## [GIVEN REQUEST]
Print the data exactly as it is given, please.

## [Extracted records]
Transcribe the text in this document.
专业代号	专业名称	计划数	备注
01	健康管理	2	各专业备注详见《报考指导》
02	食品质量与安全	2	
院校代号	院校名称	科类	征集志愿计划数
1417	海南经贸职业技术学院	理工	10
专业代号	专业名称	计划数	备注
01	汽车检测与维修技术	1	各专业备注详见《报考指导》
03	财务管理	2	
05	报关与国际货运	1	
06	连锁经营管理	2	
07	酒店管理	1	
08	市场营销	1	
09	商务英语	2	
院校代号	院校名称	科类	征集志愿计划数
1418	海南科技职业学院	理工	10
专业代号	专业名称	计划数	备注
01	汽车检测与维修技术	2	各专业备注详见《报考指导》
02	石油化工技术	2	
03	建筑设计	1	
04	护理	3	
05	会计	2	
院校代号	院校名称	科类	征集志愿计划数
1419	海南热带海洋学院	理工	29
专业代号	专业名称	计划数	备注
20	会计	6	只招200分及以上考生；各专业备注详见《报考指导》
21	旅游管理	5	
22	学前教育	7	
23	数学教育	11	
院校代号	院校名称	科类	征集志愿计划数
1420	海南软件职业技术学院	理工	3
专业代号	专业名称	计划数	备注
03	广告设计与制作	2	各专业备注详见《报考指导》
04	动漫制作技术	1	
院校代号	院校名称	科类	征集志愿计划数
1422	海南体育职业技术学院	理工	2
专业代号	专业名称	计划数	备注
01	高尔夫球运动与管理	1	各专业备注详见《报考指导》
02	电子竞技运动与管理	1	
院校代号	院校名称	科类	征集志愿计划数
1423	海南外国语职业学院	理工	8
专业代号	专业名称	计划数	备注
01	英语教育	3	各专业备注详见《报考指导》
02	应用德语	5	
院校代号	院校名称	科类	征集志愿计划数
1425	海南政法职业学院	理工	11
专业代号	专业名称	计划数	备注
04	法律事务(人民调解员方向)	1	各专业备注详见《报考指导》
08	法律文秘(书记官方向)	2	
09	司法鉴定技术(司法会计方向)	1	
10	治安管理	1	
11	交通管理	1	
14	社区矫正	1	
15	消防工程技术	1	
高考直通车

## [ANSWER TO THE EXERCISE]
Transcribe the text in this document.
专业代号	专业名称	计划数	备注
01	健康管理	2	各专业备注详见《报考指导》
02	食品质量与安全	2	
院校代号	院校名称	科类	征集志愿计划数
1417	海南经贸职业技术学院	理工	10
专业代号	专业名称	计划数	备注
01	汽车检测与维修技术	1	各专业备注详见《报考指导》
03	财务管理	2	
05	报关与国际货运	1	
06	连锁经营管理	2	
07	酒店管理	1	
08	市场营销	1	
09	商务英语	2	
院校代号	院校名称	科类	征集志愿计划数
1418	海南科技职业学院	理工	10
专业代号	专业名称	计划数	备注
01	汽车检测与维修技术	2	各专业备注详见《报考指导》
02	石油化工技术	2	
03	建筑设计	1	
04	护理	3	
05	会计	2	
院校代号	院校名称	科类	征集志愿计划数
1419	海南热带海洋学院	理工	29
专业代号	专业名称	计划数	备注
20	会计	6	只招200分及以上考生；各专业备注详见《报考指导》
21	旅游管理	5	
22	学前教育	7	
23	数学教育	11	
院校代号	院校名称	科类	征集志愿计划数
1420	海南软件职业技术学院	理工	3
专业代号	专业名称	计划数	备注
03	广告设计与制作	2	各专业备注详见《报考指导》
04	动漫制作技术	1	
院校代号	院校名称	科类	征集志愿计划数
1422	海南体育职业技术学院	理工	2
专业代号	专业名称	计划数	备注
01	高尔夫球运动与管理	1	各专业备注详见《报考指导》
02	电子竞技运动与管理	1	
院校代号	院校名称	科类	征集志愿计划数
1423	海南外国语职业学院	理工	8
专业代号	专业名称	计划数	备注
01	英语教育	3	各专业备注详见《报考指导》
02	应用德语	5	
院校代号	院校名称	科类	征集志愿计划数
1425	海南政法职业学院	理工	11
专业代号	专业名称	计划数	备注
04	法律事务(人民调解员方向)	1	各专业备注详见《报考指导》
08	法律文秘(书记官方向)	2	
09	司法鉴定技术(司法会计方向)	1	
10	治安管理	1	
11	交通管理	1	
14	社区矫正	1	
15	消防工程技术	1	
高考直通车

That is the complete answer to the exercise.